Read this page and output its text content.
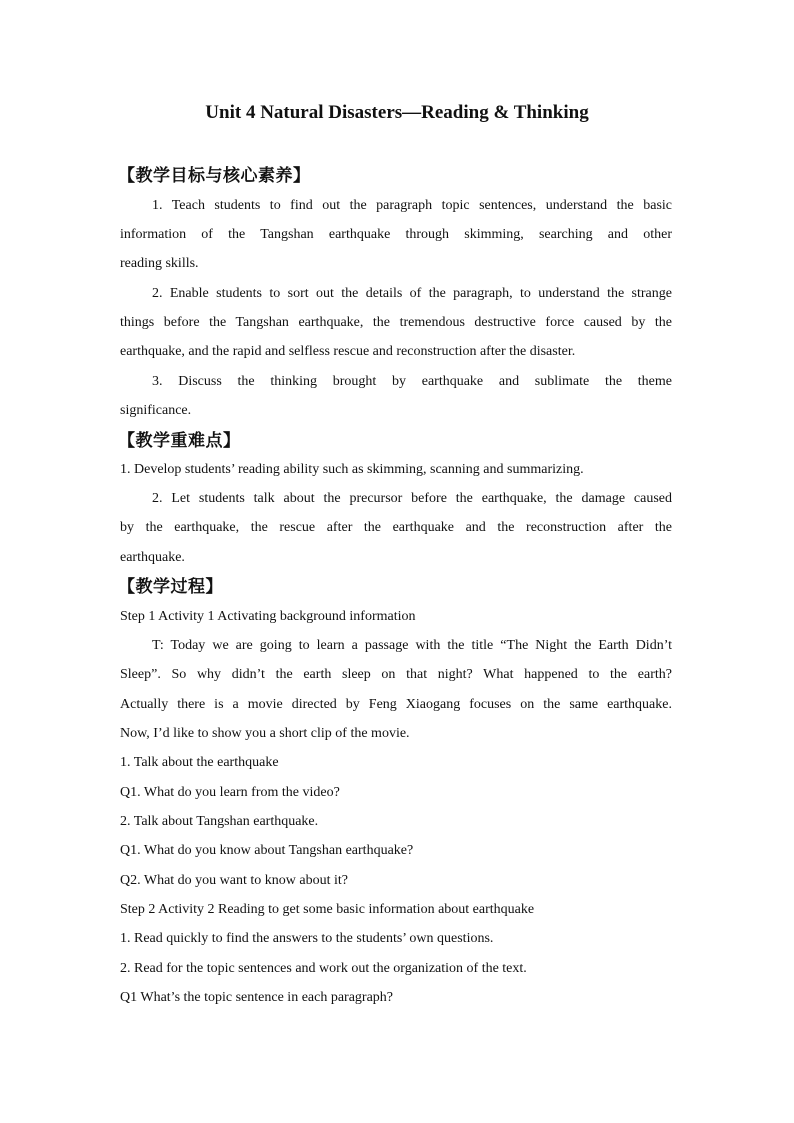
Unit 4 Natural Disasters—Reading & Thinking
【教学目标与核心素养】
1. Teach students to find out the paragraph topic sentences, understand the basic
information of the Tangshan earthquake through skimming, searching and other
reading skills.
2. Enable students to sort out the details of the paragraph, to understand the strange
things before the Tangshan earthquake, the tremendous destructive force caused by the
earthquake, and the rapid and selfless rescue and reconstruction after the disaster.
3. Discuss the thinking brought by earthquake and sublimate the theme
significance.
【教学重难点】
1. Develop students’ reading ability such as skimming, scanning and summarizing.
2. Let students talk about the precursor before the earthquake, the damage caused
by the earthquake, the rescue after the earthquake and the reconstruction after the
earthquake.
【教学过程】
Step 1 Activity 1 Activating background information
T: Today we are going to learn a passage with the title “The Night the Earth Didn’t
Sleep”. So why didn’t the earth sleep on that night? What happened to the earth?
Actually there is a movie directed by Feng Xiaogang focuses on the same earthquake.
Now, I’d like to show you a short clip of the movie.
1. Talk about the earthquake
Q1. What do you learn from the video?
2. Talk about Tangshan earthquake.
Q1. What do you know about Tangshan earthquake?
Q2. What do you want to know about it?
Step 2 Activity 2 Reading to get some basic information about earthquake
1. Read quickly to find the answers to the students’ own questions.
2. Read for the topic sentences and work out the organization of the text.
Q1 What’s the topic sentence in each paragraph?
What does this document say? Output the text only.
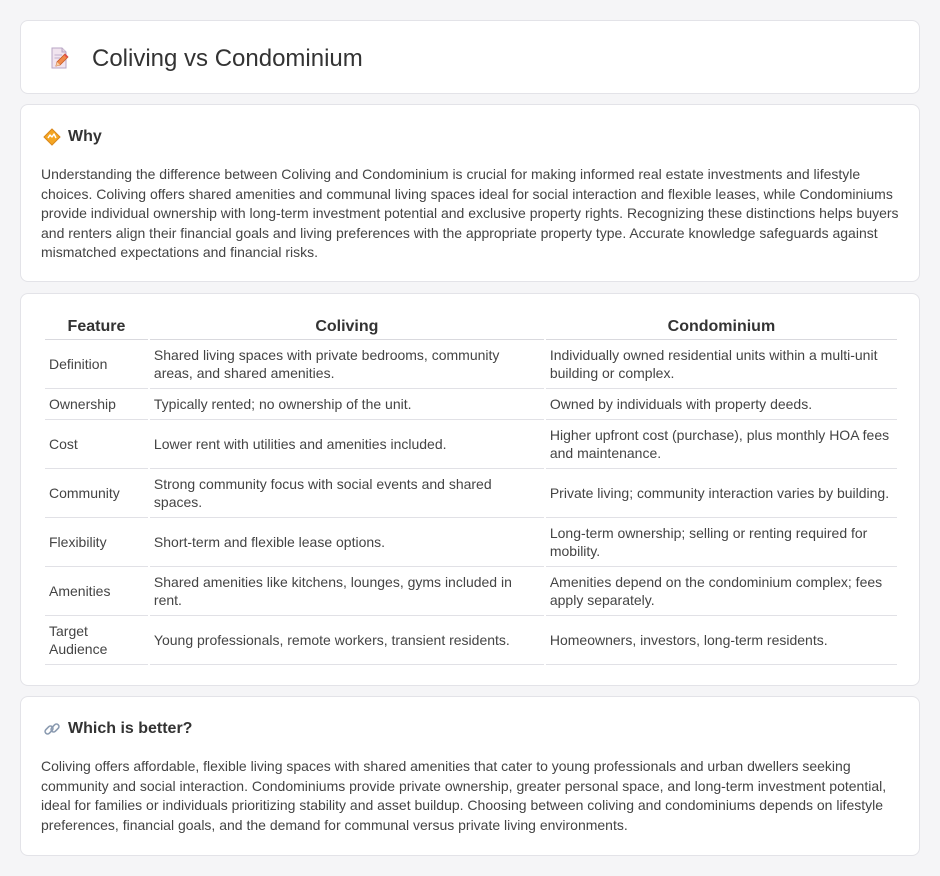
Coliving vs Condominium
Why

Understanding the difference between Coliving and Condominium is crucial for making informed real estate investments and lifestyle choices. Coliving offers shared amenities and communal living spaces ideal for social interaction and flexible leases, while Condominiums provide individual ownership with long-term investment potential and exclusive property rights. Recognizing these distinctions helps buyers and renters align their financial goals and living preferences with the appropriate property type. Accurate knowledge safeguards against mismatched expectations and financial risks.

Feature	Coliving	Condominium
Definition	Shared living spaces with private bedrooms, community areas, and shared amenities.	Individually owned residential units within a multi-unit building or complex.
Ownership	Typically rented; no ownership of the unit.	Owned by individuals with property deeds.
Cost	Lower rent with utilities and amenities included.	Higher upfront cost (purchase), plus monthly HOA fees and maintenance.
Community	Strong community focus with social events and shared spaces.	Private living; community interaction varies by building.
Flexibility	Short-term and flexible lease options.	Long-term ownership; selling or renting required for mobility.
Amenities	Shared amenities like kitchens, lounges, gyms included in rent.	Amenities depend on the condominium complex; fees apply separately.
Target Audience	Young professionals, remote workers, transient residents.	Homeowners, investors, long-term residents.
Which is better?

Coliving offers affordable, flexible living spaces with shared amenities that cater to young professionals and urban dwellers seeking community and social interaction. Condominiums provide private ownership, greater personal space, and long-term investment potential, ideal for families or individuals prioritizing stability and asset buildup. Choosing between coliving and condominiums depends on lifestyle preferences, financial goals, and the demand for communal versus private living environments.
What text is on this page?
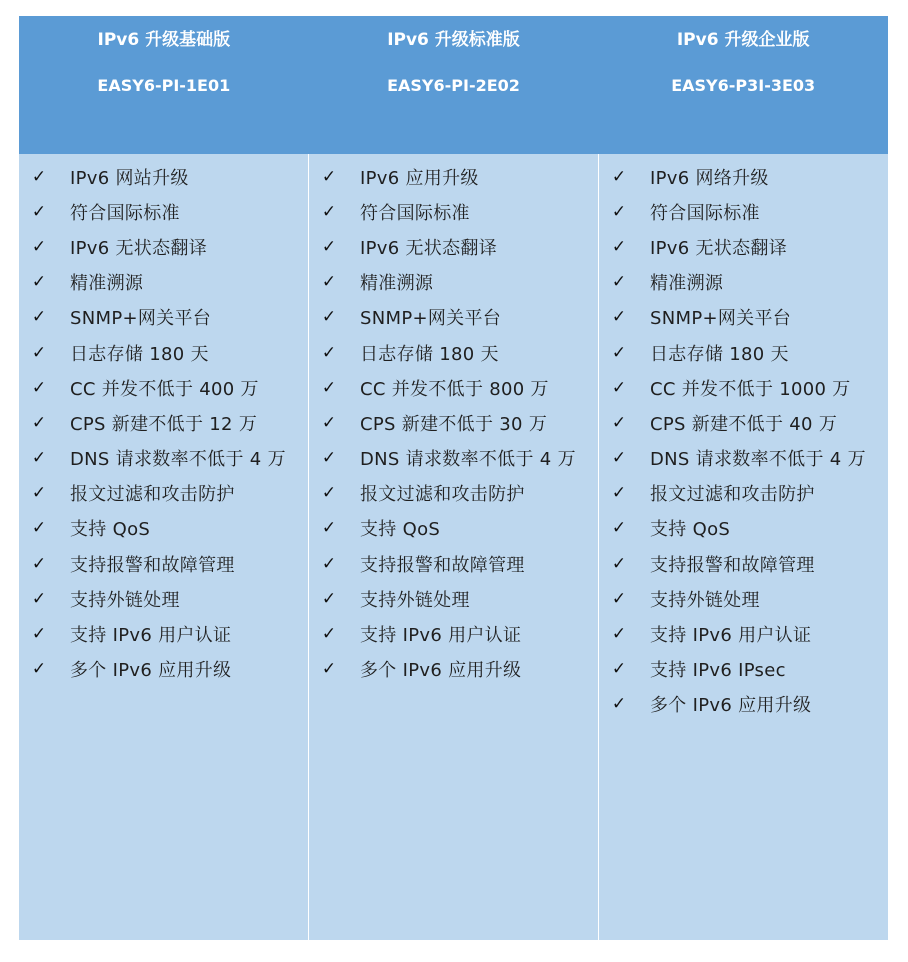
IPv6 升级基础版
EASY6-PI-1E01
IPv6 升级标准版
EASY6-PI-2E02
IPv6 升级企业版
EASY6-P3I-3E03
✓ IPv6 网站升级
✓ 符合国际标准
✓ IPv6 无状态翻译
✓ 精准溯源
✓ SNMP+网关平台
✓ 日志存储 180 天
✓ CC 并发不低于 400 万
✓ CPS 新建不低于 12 万
✓ DNS 请求数率不低于 4 万
✓ 报文过滤和攻击防护
✓ 支持 QoS
✓ 支持报警和故障管理
✓ 支持外链处理
✓ 支持 IPv6 用户认证
✓ 多个 IPv6 应用升级
✓ IPv6 应用升级
✓ 符合国际标准
✓ IPv6 无状态翻译
✓ 精准溯源
✓ SNMP+网关平台
✓ 日志存储 180 天
✓ CC 并发不低于 800 万
✓ CPS 新建不低于 30 万
✓ DNS 请求数率不低于 4 万
✓ 报文过滤和攻击防护
✓ 支持 QoS
✓ 支持报警和故障管理
✓ 支持外链处理
✓ 支持 IPv6 用户认证
✓ 多个 IPv6 应用升级
✓ IPv6 网络升级
✓ 符合国际标准
✓ IPv6 无状态翻译
✓ 精准溯源
✓ SNMP+网关平台
✓ 日志存储 180 天
✓ CC 并发不低于 1000 万
✓ CPS 新建不低于 40 万
✓ DNS 请求数率不低于 4 万
✓ 报文过滤和攻击防护
✓ 支持 QoS
✓ 支持报警和故障管理
✓ 支持外链处理
✓ 支持 IPv6 用户认证
✓ 支持 IPv6 IPsec
✓ 多个 IPv6 应用升级
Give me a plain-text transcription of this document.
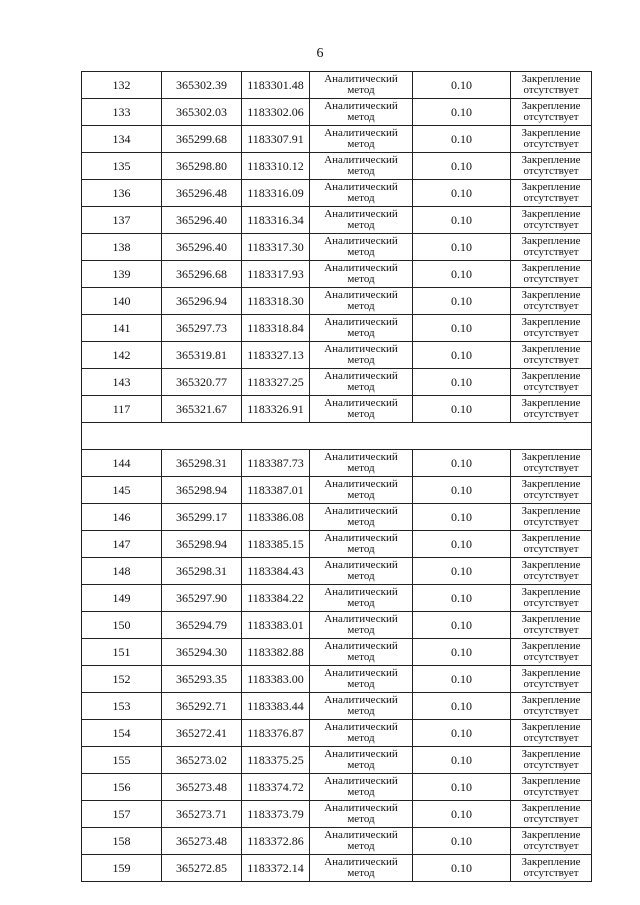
6
132	365302.39	1183301.48	Аналитический метод	0.10	Закрепление отсутствует
133	365302.03	1183302.06	Аналитический метод	0.10	Закрепление отсутствует
134	365299.68	1183307.91	Аналитический метод	0.10	Закрепление отсутствует
135	365298.80	1183310.12	Аналитический метод	0.10	Закрепление отсутствует
136	365296.48	1183316.09	Аналитический метод	0.10	Закрепление отсутствует
137	365296.40	1183316.34	Аналитический метод	0.10	Закрепление отсутствует
138	365296.40	1183317.30	Аналитический метод	0.10	Закрепление отсутствует
139	365296.68	1183317.93	Аналитический метод	0.10	Закрепление отсутствует
140	365296.94	1183318.30	Аналитический метод	0.10	Закрепление отсутствует
141	365297.73	1183318.84	Аналитический метод	0.10	Закрепление отсутствует
142	365319.81	1183327.13	Аналитический метод	0.10	Закрепление отсутствует
143	365320.77	1183327.25	Аналитический метод	0.10	Закрепление отсутствует
117	365321.67	1183326.91	Аналитический метод	0.10	Закрепление отсутствует

144	365298.31	1183387.73	Аналитический метод	0.10	Закрепление отсутствует
145	365298.94	1183387.01	Аналитический метод	0.10	Закрепление отсутствует
146	365299.17	1183386.08	Аналитический метод	0.10	Закрепление отсутствует
147	365298.94	1183385.15	Аналитический метод	0.10	Закрепление отсутствует
148	365298.31	1183384.43	Аналитический метод	0.10	Закрепление отсутствует
149	365297.90	1183384.22	Аналитический метод	0.10	Закрепление отсутствует
150	365294.79	1183383.01	Аналитический метод	0.10	Закрепление отсутствует
151	365294.30	1183382.88	Аналитический метод	0.10	Закрепление отсутствует
152	365293.35	1183383.00	Аналитический метод	0.10	Закрепление отсутствует
153	365292.71	1183383.44	Аналитический метод	0.10	Закрепление отсутствует
154	365272.41	1183376.87	Аналитический метод	0.10	Закрепление отсутствует
155	365273.02	1183375.25	Аналитический метод	0.10	Закрепление отсутствует
156	365273.48	1183374.72	Аналитический метод	0.10	Закрепление отсутствует
157	365273.71	1183373.79	Аналитический метод	0.10	Закрепление отсутствует
158	365273.48	1183372.86	Аналитический метод	0.10	Закрепление отсутствует
159	365272.85	1183372.14	Аналитический метод	0.10	Закрепление отсутствует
______________________________
> [DIRECTIONS FOR THIS TASK]: Your output should consist solely of the lines from the line containing "Give me a plain-text" through the end of the data above, copied exactly, with images removed.

> [RESULT OF THE TASK]:
Give me a plain-text transcription of this document.
6
132	365302.39	1183301.48	Аналитический метод	0.10	Закрепление отсутствует
133	365302.03	1183302.06	Аналитический метод	0.10	Закрепление отсутствует
134	365299.68	1183307.91	Аналитический метод	0.10	Закрепление отсутствует
135	365298.80	1183310.12	Аналитический метод	0.10	Закрепление отсутствует
136	365296.48	1183316.09	Аналитический метод	0.10	Закрепление отсутствует
137	365296.40	1183316.34	Аналитический метод	0.10	Закрепление отсутствует
138	365296.40	1183317.30	Аналитический метод	0.10	Закрепление отсутствует
139	365296.68	1183317.93	Аналитический метод	0.10	Закрепление отсутствует
140	365296.94	1183318.30	Аналитический метод	0.10	Закрепление отсутствует
141	365297.73	1183318.84	Аналитический метод	0.10	Закрепление отсутствует
142	365319.81	1183327.13	Аналитический метод	0.10	Закрепление отсутствует
143	365320.77	1183327.25	Аналитический метод	0.10	Закрепление отсутствует
117	365321.67	1183326.91	Аналитический метод	0.10	Закрепление отсутствует

144	365298.31	1183387.73	Аналитический метод	0.10	Закрепление отсутствует
145	365298.94	1183387.01	Аналитический метод	0.10	Закрепление отсутствует
146	365299.17	1183386.08	Аналитический метод	0.10	Закрепление отсутствует
147	365298.94	1183385.15	Аналитический метод	0.10	Закрепление отсутствует
148	365298.31	1183384.43	Аналитический метод	0.10	Закрепление отсутствует
149	365297.90	1183384.22	Аналитический метод	0.10	Закрепление отсутствует
150	365294.79	1183383.01	Аналитический метод	0.10	Закрепление отсутствует
151	365294.30	1183382.88	Аналитический метод	0.10	Закрепление отсутствует
152	365293.35	1183383.00	Аналитический метод	0.10	Закрепление отсутствует
153	365292.71	1183383.44	Аналитический метод	0.10	Закрепление отсутствует
154	365272.41	1183376.87	Аналитический метод	0.10	Закрепление отсутствует
155	365273.02	1183375.25	Аналитический метод	0.10	Закрепление отсутствует
156	365273.48	1183374.72	Аналитический метод	0.10	Закрепление отсутствует
157	365273.71	1183373.79	Аналитический метод	0.10	Закрепление отсутствует
158	365273.48	1183372.86	Аналитический метод	0.10	Закрепление отсутствует
159	365272.85	1183372.14	Аналитический метод	0.10	Закрепление отсутствует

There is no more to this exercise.